=== WHAT IS REQUIRED ===
Your answer should be a single number: the count of lines containing "this".

— Start of INFORMATION SHOWN —

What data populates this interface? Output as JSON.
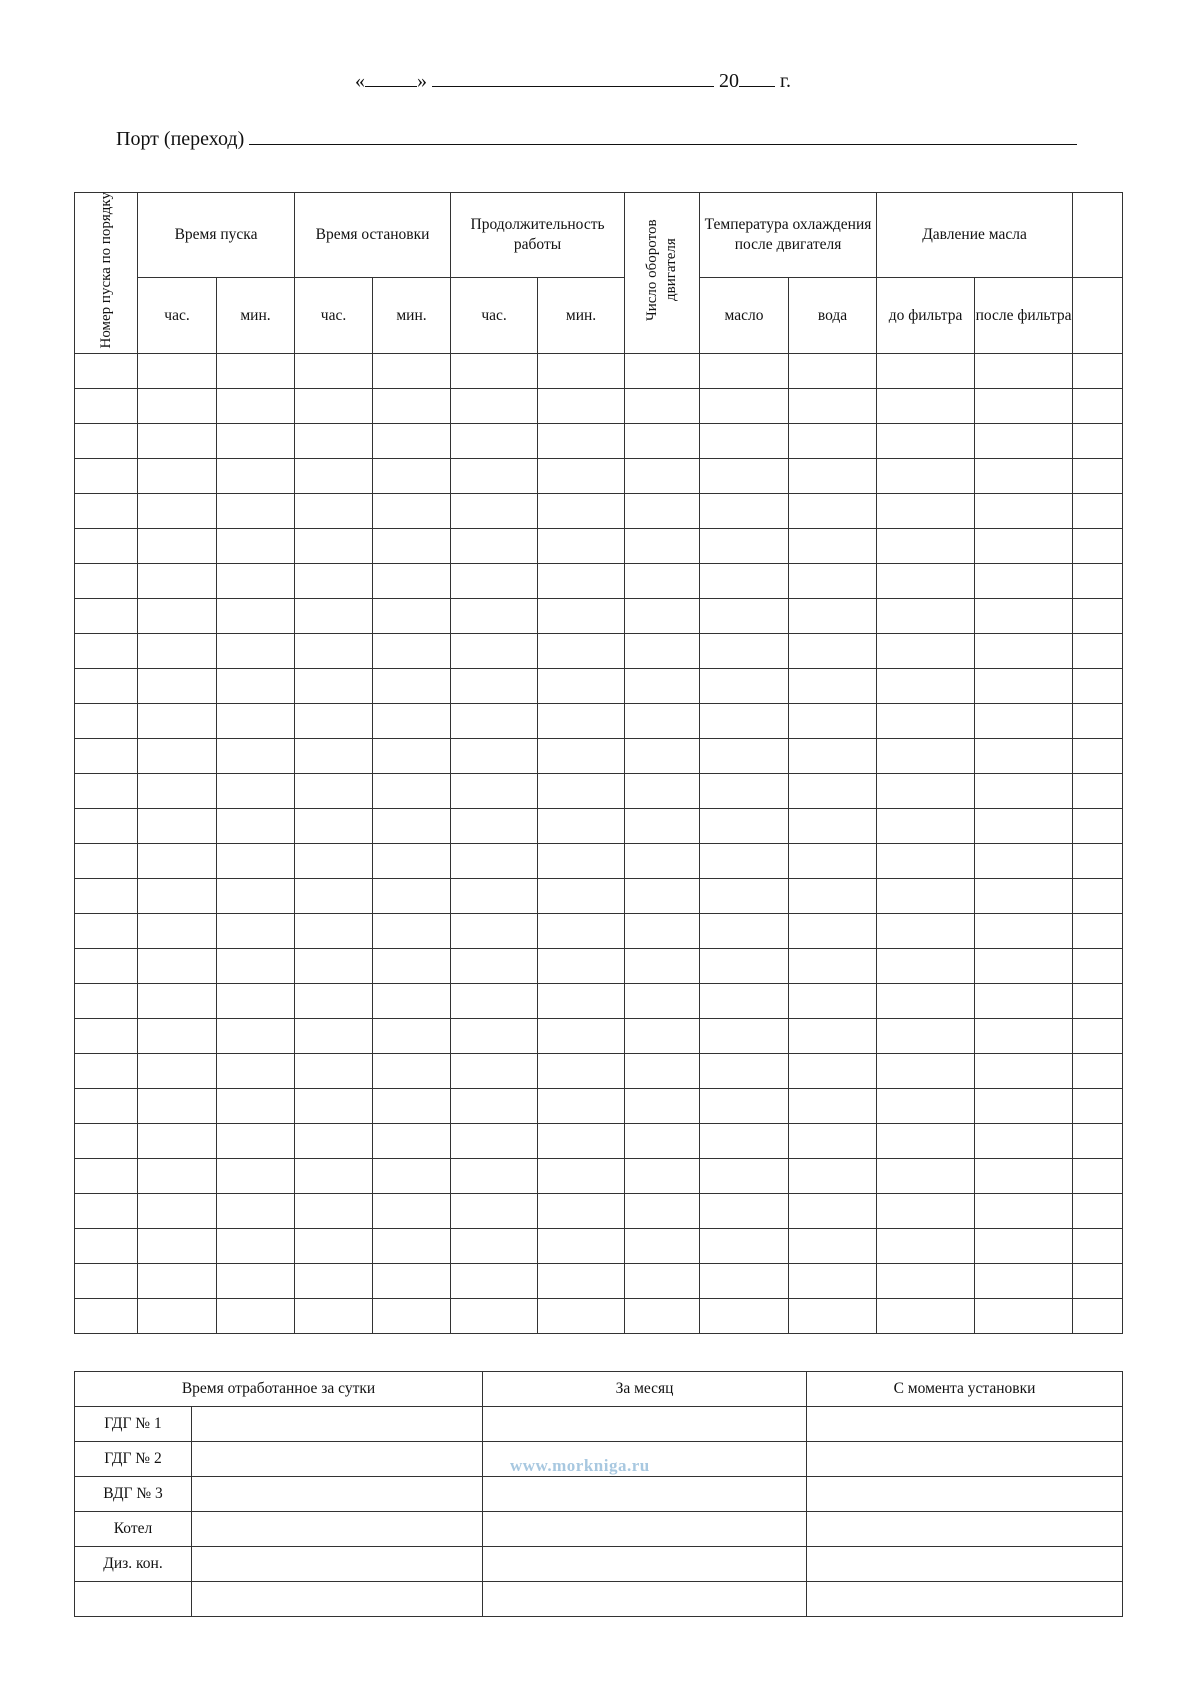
{
  "header": {
    "date_open_quote": "«",
    "date_close_quote": "»",
    "year_prefix": "20",
    "year_suffix": "г.",
    "port_label": "Порт (переход)"
  },
  "main_table": {
    "col_start_number": "Номер пуска по порядку",
    "group_start_time": "Время пуска",
    "group_stop_time": "Время остановки",
    "group_duration": "Продолжительность работы",
    "col_rpm": "Число оборотов двигателя",
    "group_cooling_temp": "Температура охлаждения после двигателя",
    "group_oil_pressure": "Давление масла",
    "sub_hours": "час.",
    "sub_minutes": "мин.",
    "sub_oil": "масло",
    "sub_water": "вода",
    "sub_before_filter": "до фильтра",
    "sub_after_filter": "после фильтра"
  },
  "summary_table": {
    "col_daily": "Время отработанное за сутки",
    "col_month": "За месяц",
    "col_since_install": "С момента установки",
    "rows": [
      "ГДГ № 1",
      "ГДГ № 2",
      "ВДГ № 3",
      "Котел",
      "Диз. кон.",
      ""
    ]
  },
  "watermark": "www.morkniga.ru"
}
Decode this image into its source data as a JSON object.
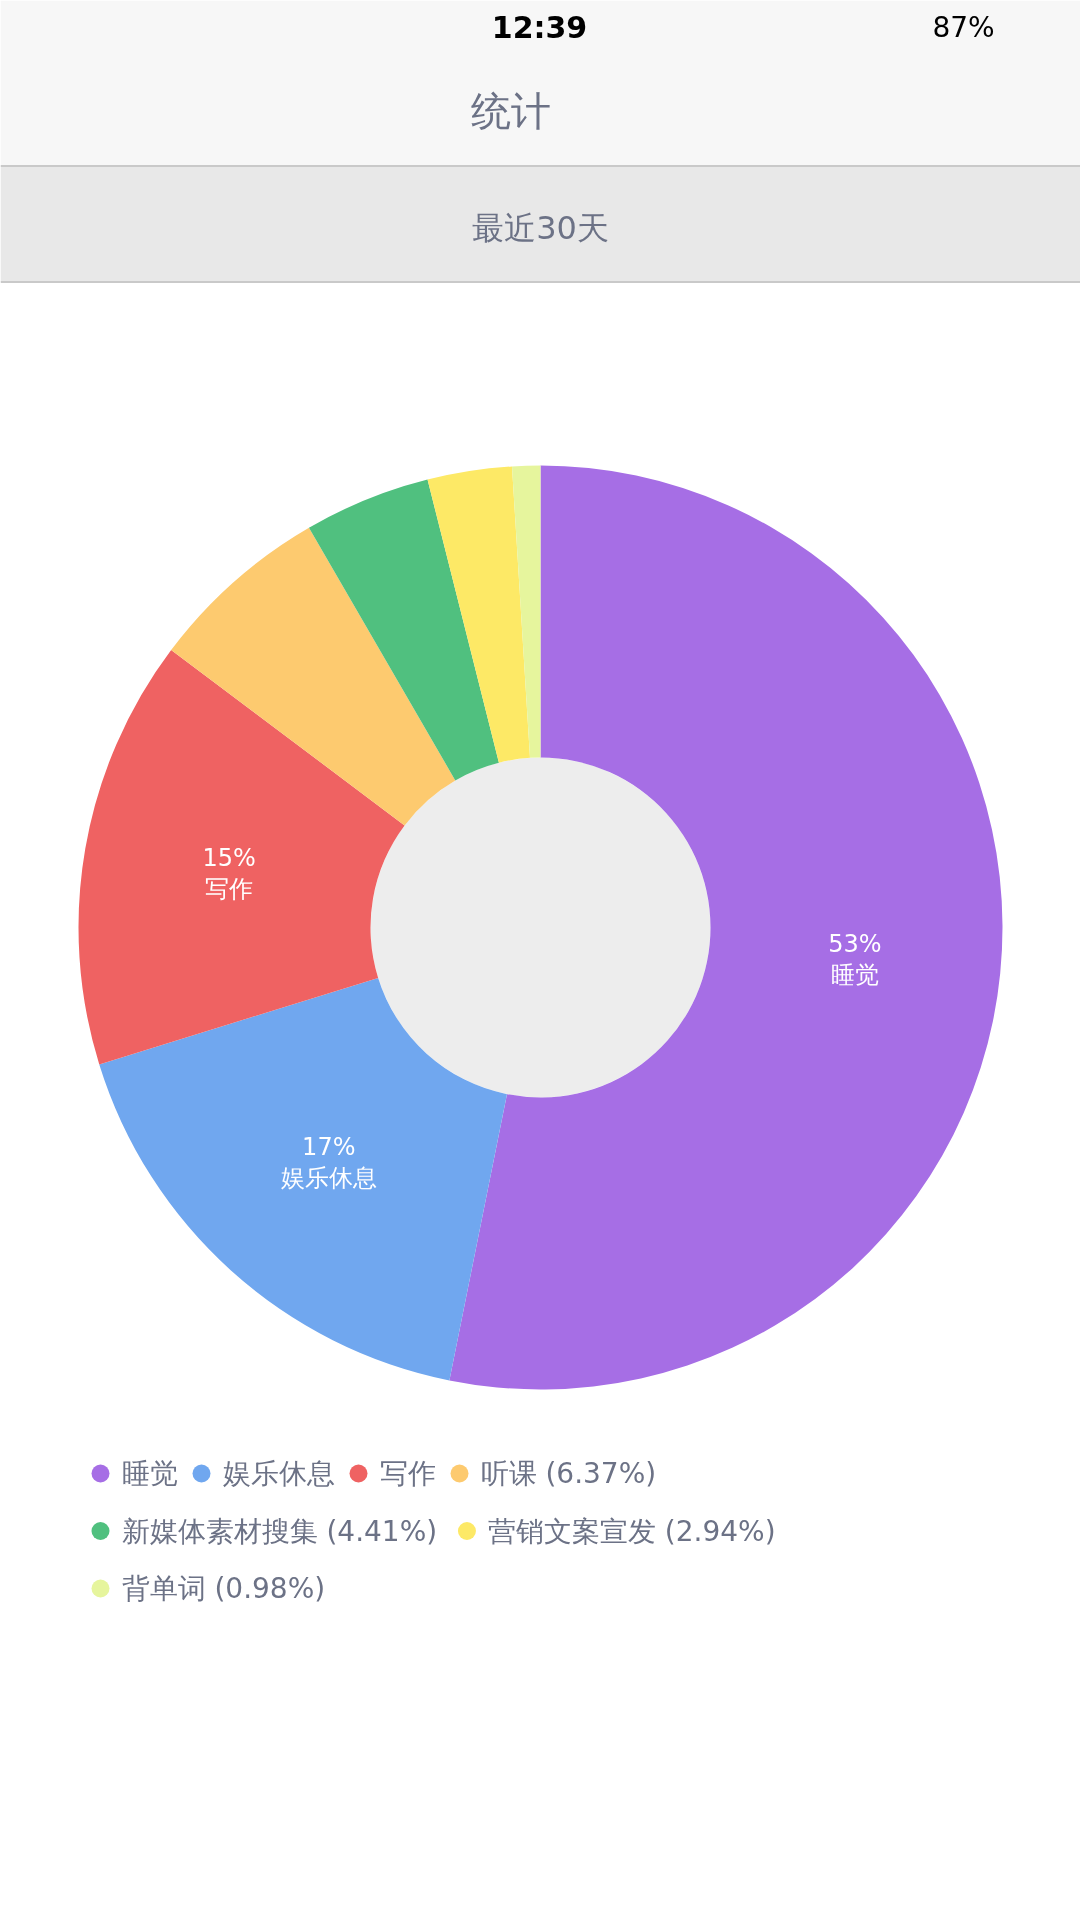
{
  "chart_data": {
    "type": "donut",
    "title": "统计",
    "subtitle": "最近30天",
    "annotations": [
      "12:39",
      "87%"
    ],
    "categories": [
      "睡觉",
      "娱乐休息",
      "写作",
      "听课 (6.37%)",
      "新媒体素材搜集 (4.41%)",
      "营销文案宣发 (2.94%)",
      "背单词 (0.98%)"
    ],
    "values": [
      53,
      17,
      15,
      6.37,
      4.41,
      2.94,
      0.98
    ],
    "value_labels": [
      "53%",
      "17%",
      "15%",
      null,
      null,
      null,
      null
    ],
    "colors": [
      "#a66ee5",
      "#70a7ef",
      "#ef6262",
      "#fdca6f",
      "#50c07f",
      "#fde966",
      "#e6f59d"
    ],
    "legend": "bottom"
  }
}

— End of INFORMATION SHOWN —

=== FINAL RESULT ===
2